- Written request:
Your task is to print the material below exactly as presented.

** Start Available data **

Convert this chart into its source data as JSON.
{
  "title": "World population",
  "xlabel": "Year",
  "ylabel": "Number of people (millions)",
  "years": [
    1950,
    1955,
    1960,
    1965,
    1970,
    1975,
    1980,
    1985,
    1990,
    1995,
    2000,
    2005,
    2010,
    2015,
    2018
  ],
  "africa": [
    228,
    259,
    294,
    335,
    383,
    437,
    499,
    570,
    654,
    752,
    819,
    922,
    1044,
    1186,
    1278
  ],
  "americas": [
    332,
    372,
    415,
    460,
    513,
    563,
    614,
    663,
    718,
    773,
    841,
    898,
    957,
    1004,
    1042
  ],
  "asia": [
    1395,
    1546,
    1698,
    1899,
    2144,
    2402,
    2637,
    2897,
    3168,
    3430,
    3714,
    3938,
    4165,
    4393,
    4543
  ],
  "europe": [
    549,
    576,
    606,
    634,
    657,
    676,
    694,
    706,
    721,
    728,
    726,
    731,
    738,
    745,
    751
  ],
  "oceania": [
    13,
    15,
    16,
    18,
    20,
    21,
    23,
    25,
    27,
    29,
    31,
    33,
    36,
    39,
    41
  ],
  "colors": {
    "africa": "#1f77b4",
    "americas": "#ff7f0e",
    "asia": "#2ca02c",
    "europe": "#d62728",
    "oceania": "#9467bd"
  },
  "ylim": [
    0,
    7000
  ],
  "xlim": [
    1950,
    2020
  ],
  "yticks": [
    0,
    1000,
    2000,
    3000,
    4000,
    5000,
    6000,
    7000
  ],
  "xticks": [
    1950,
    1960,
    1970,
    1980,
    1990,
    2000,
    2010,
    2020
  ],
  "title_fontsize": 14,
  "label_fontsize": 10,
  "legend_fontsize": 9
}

** End Available data **

- Answer to the problem:
Convert this chart into its source data as JSON.
{
  "title": "World population",
  "xlabel": "Year",
  "ylabel": "Number of people (millions)",
  "years": [
    1950,
    1955,
    1960,
    1965,
    1970,
    1975,
    1980,
    1985,
    1990,
    1995,
    2000,
    2005,
    2010,
    2015,
    2018
  ],
  "africa": [
    228,
    259,
    294,
    335,
    383,
    437,
    499,
    570,
    654,
    752,
    819,
    922,
    1044,
    1186,
    1278
  ],
  "americas": [
    332,
    372,
    415,
    460,
    513,
    563,
    614,
    663,
    718,
    773,
    841,
    898,
    957,
    1004,
    1042
  ],
  "asia": [
    1395,
    1546,
    1698,
    1899,
    2144,
    2402,
    2637,
    2897,
    3168,
    3430,
    3714,
    3938,
    4165,
    4393,
    4543
  ],
  "europe": [
    549,
    576,
    606,
    634,
    657,
    676,
    694,
    706,
    721,
    728,
    726,
    731,
    738,
    745,
    751
  ],
  "oceania": [
    13,
    15,
    16,
    18,
    20,
    21,
    23,
    25,
    27,
    29,
    31,
    33,
    36,
    39,
    41
  ],
  "colors": {
    "africa": "#1f77b4",
    "americas": "#ff7f0e",
    "asia": "#2ca02c",
    "europe": "#d62728",
    "oceania": "#9467bd"
  },
  "ylim": [
    0,
    7000
  ],
  "xlim": [
    1950,
    2020
  ],
  "yticks": [
    0,
    1000,
    2000,
    3000,
    4000,
    5000,
    6000,
    7000
  ],
  "xticks": [
    1950,
    1960,
    1970,
    1980,
    1990,
    2000,
    2010,
    2020
  ],
  "title_fontsize": 14,
  "label_fontsize": 10,
  "legend_fontsize": 9
}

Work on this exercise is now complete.